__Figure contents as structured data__
::::::::

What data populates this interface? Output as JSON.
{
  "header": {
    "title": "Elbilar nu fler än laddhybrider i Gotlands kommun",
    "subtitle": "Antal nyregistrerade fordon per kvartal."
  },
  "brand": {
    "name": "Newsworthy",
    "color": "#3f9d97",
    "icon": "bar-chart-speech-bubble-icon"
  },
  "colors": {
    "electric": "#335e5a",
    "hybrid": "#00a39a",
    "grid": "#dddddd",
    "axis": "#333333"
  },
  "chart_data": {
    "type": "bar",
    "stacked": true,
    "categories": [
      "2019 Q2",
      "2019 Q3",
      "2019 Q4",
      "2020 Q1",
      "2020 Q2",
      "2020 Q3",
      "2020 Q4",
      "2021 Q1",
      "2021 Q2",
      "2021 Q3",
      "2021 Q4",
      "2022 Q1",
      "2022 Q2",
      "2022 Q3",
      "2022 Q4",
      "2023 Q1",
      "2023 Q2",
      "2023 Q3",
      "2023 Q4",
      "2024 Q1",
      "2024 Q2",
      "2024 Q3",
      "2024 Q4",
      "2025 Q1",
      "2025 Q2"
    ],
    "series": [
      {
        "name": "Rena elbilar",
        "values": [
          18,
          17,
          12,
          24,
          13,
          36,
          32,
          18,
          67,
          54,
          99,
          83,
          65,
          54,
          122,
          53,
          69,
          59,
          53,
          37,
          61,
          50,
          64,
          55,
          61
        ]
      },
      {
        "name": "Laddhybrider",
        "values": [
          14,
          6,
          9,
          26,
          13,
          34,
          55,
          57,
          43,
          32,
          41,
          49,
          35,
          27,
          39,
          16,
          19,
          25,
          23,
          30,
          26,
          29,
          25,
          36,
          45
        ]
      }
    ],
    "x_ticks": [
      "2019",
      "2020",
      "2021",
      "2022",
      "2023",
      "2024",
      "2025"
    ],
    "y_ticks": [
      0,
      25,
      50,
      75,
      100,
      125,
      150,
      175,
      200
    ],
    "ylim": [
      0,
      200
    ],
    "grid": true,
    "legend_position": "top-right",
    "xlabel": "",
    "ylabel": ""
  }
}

::::::::

Return all of the data precisely as it appears.

What data populates this interface? Output as JSON.
{
  "header": {
    "title": "Elbilar nu fler än laddhybrider i Gotlands kommun",
    "subtitle": "Antal nyregistrerade fordon per kvartal."
  },
  "brand": {
    "name": "Newsworthy",
    "color": "#3f9d97",
    "icon": "bar-chart-speech-bubble-icon"
  },
  "colors": {
    "electric": "#335e5a",
    "hybrid": "#00a39a",
    "grid": "#dddddd",
    "axis": "#333333"
  },
  "chart_data": {
    "type": "bar",
    "stacked": true,
    "categories": [
      "2019 Q2",
      "2019 Q3",
      "2019 Q4",
      "2020 Q1",
      "2020 Q2",
      "2020 Q3",
      "2020 Q4",
      "2021 Q1",
      "2021 Q2",
      "2021 Q3",
      "2021 Q4",
      "2022 Q1",
      "2022 Q2",
      "2022 Q3",
      "2022 Q4",
      "2023 Q1",
      "2023 Q2",
      "2023 Q3",
      "2023 Q4",
      "2024 Q1",
      "2024 Q2",
      "2024 Q3",
      "2024 Q4",
      "2025 Q1",
      "2025 Q2"
    ],
    "series": [
      {
        "name": "Rena elbilar",
        "values": [
          18,
          17,
          12,
          24,
          13,
          36,
          32,
          18,
          67,
          54,
          99,
          83,
          65,
          54,
          122,
          53,
          69,
          59,
          53,
          37,
          61,
          50,
          64,
          55,
          61
        ]
      },
      {
        "name": "Laddhybrider",
        "values": [
          14,
          6,
          9,
          26,
          13,
          34,
          55,
          57,
          43,
          32,
          41,
          49,
          35,
          27,
          39,
          16,
          19,
          25,
          23,
          30,
          26,
          29,
          25,
          36,
          45
        ]
      }
    ],
    "x_ticks": [
      "2019",
      "2020",
      "2021",
      "2022",
      "2023",
      "2024",
      "2025"
    ],
    "y_ticks": [
      0,
      25,
      50,
      75,
      100,
      125,
      150,
      175,
      200
    ],
    "ylim": [
      0,
      200
    ],
    "grid": true,
    "legend_position": "top-right",
    "xlabel": "",
    "ylabel": ""
  }
}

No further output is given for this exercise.